→ **STATED PROBLEM**
Write out all lines holding the word "这两个球体的半径之和的最大值为".

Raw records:
※
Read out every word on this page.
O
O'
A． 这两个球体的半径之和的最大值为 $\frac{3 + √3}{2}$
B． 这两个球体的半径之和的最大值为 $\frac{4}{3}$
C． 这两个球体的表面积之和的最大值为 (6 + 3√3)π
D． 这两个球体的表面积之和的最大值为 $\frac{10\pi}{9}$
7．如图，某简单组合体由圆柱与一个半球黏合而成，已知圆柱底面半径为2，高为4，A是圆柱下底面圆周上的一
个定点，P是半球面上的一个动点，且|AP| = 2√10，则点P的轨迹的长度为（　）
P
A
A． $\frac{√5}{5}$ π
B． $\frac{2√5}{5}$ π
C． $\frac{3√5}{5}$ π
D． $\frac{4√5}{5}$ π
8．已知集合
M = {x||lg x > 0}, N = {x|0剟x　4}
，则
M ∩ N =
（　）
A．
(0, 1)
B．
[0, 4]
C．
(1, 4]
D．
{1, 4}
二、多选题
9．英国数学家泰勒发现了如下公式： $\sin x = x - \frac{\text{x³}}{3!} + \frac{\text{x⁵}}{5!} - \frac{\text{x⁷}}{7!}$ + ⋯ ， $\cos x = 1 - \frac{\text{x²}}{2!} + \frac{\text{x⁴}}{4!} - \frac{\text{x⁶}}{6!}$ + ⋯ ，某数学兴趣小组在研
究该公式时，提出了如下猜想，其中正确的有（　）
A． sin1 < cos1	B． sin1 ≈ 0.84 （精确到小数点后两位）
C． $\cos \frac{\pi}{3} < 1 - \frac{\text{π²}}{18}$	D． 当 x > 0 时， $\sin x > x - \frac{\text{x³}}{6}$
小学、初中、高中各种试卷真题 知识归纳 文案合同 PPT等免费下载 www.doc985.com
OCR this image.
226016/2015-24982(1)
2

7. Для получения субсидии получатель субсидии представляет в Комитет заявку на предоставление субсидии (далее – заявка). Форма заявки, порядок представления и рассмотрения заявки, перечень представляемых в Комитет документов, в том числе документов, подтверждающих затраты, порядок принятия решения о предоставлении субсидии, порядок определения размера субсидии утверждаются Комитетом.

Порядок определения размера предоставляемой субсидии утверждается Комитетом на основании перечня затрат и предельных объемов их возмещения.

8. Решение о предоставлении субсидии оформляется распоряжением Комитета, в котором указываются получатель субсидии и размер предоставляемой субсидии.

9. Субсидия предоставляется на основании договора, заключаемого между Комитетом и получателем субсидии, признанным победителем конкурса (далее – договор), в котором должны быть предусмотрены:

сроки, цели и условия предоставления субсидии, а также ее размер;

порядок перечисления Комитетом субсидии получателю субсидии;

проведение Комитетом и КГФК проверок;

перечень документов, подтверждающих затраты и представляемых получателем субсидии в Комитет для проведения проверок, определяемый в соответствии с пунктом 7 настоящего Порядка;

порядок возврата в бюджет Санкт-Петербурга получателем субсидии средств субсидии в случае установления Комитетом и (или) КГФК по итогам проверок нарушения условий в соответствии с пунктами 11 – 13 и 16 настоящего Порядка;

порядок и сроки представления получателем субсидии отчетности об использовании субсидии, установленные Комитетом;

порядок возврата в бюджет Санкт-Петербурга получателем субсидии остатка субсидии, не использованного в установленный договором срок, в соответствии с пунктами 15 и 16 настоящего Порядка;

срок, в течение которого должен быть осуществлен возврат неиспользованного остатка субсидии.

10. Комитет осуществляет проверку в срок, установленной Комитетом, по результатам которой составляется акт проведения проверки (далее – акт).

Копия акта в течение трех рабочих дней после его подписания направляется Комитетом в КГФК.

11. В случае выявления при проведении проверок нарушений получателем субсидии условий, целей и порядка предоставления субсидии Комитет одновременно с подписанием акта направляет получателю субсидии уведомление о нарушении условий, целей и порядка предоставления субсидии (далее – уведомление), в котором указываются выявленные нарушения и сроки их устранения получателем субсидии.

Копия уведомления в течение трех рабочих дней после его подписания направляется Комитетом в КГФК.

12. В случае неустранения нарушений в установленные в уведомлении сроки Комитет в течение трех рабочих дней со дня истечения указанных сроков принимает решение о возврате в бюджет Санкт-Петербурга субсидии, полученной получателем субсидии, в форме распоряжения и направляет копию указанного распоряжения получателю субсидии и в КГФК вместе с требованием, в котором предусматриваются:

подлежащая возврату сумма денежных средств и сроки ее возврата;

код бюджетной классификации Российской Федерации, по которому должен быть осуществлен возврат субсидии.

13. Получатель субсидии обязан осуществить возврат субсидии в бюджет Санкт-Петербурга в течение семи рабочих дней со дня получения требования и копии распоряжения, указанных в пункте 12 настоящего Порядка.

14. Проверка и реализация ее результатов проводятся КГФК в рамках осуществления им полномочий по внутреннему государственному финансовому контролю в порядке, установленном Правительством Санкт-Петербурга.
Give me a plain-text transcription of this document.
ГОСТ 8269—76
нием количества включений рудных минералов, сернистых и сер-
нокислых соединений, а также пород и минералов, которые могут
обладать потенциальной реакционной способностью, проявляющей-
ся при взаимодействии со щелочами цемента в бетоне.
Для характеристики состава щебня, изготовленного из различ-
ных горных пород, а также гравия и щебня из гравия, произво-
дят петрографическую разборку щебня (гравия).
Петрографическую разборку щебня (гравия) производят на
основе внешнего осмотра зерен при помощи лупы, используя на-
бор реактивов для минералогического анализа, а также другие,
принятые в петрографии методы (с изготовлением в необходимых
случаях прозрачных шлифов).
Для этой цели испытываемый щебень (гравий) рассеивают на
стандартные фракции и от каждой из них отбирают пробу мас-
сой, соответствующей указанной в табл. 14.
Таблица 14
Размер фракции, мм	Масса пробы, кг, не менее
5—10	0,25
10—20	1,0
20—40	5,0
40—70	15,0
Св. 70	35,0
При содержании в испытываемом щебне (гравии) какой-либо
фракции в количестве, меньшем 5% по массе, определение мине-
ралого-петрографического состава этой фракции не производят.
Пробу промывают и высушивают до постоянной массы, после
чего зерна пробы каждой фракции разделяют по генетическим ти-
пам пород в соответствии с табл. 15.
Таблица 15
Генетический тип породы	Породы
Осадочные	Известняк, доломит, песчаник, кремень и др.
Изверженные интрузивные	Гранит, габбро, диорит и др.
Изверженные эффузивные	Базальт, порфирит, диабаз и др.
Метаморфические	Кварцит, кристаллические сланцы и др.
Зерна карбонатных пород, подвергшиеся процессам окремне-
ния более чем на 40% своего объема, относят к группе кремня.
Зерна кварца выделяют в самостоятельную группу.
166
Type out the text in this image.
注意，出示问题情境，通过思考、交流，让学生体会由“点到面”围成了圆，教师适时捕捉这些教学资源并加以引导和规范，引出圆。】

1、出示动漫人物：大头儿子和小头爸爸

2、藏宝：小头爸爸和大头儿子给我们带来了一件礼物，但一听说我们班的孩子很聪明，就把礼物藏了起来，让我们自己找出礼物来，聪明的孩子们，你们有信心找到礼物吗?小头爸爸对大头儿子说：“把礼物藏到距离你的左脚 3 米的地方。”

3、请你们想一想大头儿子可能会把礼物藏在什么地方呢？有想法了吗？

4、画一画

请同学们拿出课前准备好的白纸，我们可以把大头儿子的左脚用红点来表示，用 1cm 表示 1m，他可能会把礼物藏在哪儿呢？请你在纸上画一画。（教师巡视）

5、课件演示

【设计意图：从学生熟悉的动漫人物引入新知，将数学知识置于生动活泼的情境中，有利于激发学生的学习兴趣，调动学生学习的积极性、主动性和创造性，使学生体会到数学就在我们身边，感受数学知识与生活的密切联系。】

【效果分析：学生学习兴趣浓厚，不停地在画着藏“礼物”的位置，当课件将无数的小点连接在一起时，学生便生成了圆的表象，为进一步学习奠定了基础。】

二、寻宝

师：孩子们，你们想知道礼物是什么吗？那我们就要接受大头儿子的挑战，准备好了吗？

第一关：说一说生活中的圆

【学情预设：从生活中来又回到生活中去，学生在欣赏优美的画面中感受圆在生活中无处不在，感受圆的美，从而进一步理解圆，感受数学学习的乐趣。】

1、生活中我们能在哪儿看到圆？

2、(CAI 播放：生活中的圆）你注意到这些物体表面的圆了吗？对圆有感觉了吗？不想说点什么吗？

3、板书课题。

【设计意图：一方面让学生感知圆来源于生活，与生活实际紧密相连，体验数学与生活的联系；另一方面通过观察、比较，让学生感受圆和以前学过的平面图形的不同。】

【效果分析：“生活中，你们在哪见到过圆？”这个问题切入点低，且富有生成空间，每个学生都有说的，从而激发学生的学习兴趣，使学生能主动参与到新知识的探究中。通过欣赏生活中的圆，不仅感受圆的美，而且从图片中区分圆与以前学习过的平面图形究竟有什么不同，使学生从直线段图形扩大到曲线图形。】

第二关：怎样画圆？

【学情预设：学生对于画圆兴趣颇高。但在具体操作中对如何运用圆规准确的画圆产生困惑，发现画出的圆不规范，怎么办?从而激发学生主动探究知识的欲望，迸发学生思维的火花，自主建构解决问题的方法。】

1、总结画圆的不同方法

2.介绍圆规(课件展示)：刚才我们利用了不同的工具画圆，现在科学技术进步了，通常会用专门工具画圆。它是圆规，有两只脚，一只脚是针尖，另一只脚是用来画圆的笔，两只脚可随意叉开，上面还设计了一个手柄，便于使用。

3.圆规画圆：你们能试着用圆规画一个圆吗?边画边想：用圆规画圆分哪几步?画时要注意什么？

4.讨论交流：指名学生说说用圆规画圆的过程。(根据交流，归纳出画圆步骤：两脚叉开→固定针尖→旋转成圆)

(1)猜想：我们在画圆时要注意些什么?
※
→ **EXERCISE ANSWER**
A． 这两个球体的半径之和的最大值为 $\frac{3 + √3}{2}$
B． 这两个球体的半径之和的最大值为 $\frac{4}{3}$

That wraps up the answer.